= Records shown =
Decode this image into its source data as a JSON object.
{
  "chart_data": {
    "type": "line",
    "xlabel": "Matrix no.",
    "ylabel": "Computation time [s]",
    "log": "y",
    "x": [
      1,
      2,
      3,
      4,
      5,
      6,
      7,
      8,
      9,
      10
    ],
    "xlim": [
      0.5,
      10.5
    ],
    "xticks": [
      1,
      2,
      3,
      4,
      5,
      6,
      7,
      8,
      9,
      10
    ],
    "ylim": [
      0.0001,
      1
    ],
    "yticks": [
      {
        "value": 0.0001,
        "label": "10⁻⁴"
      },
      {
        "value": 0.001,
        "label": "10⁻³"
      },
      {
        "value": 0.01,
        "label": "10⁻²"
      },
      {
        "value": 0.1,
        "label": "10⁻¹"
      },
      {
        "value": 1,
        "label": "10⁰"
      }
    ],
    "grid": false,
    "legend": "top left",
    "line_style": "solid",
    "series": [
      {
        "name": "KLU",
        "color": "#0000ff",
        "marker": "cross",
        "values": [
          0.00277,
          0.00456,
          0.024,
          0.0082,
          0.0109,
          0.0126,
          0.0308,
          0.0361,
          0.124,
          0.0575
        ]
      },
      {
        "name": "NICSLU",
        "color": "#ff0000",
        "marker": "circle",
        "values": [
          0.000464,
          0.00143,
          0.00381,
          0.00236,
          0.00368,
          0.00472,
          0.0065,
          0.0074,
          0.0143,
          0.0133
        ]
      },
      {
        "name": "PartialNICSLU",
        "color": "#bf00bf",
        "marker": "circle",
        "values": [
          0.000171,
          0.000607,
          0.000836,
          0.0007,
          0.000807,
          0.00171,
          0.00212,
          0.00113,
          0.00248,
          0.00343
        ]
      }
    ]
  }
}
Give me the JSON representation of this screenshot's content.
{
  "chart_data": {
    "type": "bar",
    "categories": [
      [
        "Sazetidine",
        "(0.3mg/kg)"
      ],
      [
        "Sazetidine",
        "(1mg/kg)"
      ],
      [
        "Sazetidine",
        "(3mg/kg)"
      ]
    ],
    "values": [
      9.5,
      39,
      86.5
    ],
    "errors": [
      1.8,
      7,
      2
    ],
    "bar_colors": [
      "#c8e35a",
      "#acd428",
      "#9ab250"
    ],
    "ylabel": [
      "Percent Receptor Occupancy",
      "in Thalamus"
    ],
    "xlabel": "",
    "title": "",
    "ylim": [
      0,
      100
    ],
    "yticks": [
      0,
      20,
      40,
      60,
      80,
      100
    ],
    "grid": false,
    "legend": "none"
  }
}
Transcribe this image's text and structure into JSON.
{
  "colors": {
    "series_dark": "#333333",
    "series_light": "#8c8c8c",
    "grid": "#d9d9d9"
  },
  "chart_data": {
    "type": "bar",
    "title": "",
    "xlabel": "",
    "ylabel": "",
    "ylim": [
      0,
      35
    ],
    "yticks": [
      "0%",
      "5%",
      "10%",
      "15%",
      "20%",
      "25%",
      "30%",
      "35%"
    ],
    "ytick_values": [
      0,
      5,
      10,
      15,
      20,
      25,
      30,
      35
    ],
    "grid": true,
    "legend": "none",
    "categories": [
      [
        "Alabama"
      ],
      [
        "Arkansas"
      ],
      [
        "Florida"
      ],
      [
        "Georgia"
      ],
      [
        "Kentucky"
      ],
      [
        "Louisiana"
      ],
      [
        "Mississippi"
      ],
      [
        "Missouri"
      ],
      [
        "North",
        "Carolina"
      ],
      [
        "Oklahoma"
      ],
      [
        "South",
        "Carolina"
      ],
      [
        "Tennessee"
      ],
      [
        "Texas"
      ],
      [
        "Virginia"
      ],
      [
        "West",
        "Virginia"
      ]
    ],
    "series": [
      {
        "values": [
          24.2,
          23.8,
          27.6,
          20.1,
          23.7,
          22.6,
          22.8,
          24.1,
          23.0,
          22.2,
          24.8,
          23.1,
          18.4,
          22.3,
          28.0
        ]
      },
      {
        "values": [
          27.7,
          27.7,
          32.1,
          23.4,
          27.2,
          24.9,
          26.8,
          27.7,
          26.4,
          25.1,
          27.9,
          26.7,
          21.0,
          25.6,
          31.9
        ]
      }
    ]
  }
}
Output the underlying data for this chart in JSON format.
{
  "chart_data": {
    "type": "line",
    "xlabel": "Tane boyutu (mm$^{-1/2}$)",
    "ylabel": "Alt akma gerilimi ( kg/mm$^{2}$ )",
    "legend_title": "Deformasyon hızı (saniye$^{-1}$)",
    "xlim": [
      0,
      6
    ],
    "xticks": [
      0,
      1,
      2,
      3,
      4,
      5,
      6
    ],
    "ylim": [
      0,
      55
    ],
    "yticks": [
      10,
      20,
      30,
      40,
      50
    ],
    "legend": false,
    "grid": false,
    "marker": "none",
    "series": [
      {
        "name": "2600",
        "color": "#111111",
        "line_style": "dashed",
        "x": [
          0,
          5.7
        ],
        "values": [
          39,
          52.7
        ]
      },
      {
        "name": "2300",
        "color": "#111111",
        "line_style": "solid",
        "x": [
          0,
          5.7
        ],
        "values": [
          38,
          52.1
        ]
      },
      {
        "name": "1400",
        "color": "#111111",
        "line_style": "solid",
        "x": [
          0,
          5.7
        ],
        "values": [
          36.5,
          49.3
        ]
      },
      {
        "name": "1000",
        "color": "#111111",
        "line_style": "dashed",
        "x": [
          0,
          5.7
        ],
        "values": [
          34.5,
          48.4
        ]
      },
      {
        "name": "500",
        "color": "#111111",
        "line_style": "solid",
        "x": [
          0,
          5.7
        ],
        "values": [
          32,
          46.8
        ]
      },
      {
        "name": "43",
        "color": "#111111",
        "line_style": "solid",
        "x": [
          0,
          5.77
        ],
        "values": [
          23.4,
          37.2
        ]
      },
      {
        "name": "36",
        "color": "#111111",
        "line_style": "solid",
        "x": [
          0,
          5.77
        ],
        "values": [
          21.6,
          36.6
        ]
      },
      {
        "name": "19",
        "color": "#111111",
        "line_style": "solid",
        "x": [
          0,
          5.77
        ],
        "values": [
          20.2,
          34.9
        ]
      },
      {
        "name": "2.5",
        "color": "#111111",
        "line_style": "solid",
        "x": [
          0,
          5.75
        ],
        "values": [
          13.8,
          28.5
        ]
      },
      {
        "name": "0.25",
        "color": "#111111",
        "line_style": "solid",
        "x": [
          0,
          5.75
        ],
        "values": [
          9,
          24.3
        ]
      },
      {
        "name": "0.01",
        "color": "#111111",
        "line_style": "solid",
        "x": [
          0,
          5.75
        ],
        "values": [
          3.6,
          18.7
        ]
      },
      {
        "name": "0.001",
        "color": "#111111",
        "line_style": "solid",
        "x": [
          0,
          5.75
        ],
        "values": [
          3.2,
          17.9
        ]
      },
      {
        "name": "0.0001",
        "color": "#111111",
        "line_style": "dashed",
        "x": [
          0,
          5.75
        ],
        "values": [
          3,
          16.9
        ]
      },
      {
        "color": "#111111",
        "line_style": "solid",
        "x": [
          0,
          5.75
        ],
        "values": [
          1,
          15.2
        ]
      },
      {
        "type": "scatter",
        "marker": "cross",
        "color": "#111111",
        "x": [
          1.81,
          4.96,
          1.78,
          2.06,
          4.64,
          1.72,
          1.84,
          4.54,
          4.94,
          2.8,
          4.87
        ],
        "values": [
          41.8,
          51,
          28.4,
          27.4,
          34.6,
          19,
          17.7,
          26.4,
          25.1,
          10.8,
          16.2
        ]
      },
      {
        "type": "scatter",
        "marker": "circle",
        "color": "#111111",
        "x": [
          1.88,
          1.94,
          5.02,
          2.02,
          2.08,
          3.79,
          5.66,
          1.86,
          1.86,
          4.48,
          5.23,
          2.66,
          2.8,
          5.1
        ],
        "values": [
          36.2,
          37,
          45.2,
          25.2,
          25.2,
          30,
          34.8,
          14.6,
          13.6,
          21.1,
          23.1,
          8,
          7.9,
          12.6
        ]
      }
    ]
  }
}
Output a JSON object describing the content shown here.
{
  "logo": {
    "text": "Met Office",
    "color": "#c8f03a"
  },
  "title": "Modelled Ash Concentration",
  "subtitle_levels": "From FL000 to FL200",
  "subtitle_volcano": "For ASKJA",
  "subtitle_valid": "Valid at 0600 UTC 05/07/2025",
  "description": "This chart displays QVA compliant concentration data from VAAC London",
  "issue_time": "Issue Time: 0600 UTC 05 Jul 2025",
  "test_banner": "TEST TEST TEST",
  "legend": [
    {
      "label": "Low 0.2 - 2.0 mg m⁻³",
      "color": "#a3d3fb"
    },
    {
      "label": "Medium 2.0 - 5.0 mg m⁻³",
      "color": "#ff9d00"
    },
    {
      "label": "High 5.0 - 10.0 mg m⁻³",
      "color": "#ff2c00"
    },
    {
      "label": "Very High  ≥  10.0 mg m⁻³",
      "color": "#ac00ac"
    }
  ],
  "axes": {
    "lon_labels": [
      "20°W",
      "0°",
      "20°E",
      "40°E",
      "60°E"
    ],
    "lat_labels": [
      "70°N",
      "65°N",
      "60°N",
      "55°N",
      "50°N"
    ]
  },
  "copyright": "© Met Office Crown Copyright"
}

= Written problem =
Where a line in the entries holds the word "JSON", copy that line.

= Output of the exercise =
Decode this image into its source data as a JSON object.
Give me the JSON representation of this screenshot's content.
Transcribe this image's text and structure into JSON.
Output the underlying data for this chart in JSON format.
Output a JSON object describing the content shown here.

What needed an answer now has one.